↓
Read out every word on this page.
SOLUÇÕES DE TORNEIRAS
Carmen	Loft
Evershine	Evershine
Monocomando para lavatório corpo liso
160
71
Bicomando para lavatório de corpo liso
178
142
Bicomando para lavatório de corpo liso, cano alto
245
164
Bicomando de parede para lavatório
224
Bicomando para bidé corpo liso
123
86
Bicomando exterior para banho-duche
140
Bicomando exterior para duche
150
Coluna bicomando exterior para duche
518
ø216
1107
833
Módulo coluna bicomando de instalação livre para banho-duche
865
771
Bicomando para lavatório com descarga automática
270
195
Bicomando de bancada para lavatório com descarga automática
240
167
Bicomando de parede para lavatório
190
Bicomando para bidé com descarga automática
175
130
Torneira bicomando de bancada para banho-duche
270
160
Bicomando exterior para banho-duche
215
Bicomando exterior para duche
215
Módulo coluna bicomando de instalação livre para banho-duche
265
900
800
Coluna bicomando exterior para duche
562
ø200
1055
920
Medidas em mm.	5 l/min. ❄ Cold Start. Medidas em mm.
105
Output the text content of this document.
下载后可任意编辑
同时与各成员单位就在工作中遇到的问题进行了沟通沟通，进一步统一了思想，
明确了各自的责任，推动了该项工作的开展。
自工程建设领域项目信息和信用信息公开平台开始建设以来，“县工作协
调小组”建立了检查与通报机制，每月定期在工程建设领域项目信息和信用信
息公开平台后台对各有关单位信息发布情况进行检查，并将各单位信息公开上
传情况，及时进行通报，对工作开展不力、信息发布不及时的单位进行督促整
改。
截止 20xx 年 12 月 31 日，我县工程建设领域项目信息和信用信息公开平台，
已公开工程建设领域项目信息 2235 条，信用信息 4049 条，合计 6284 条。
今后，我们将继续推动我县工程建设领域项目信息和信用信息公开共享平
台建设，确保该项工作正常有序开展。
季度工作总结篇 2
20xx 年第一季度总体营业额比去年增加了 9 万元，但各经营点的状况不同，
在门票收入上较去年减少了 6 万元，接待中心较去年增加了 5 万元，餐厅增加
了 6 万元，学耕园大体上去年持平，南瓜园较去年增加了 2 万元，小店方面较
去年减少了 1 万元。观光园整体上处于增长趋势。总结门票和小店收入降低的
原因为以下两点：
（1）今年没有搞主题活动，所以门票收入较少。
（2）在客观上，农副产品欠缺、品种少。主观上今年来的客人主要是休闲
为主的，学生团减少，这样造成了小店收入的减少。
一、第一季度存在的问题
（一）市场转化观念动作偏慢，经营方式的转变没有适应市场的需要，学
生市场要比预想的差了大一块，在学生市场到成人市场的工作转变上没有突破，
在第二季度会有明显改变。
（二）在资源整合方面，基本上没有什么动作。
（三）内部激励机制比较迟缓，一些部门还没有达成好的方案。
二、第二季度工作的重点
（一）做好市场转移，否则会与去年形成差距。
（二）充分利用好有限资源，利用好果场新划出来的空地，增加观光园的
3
↑
Brief:
Return each line that includes "automática".

Full response:
Bicomando para lavatório com descarga automática
Bicomando de bancada para lavatório com descarga automática
Bicomando para bidé com descarga automática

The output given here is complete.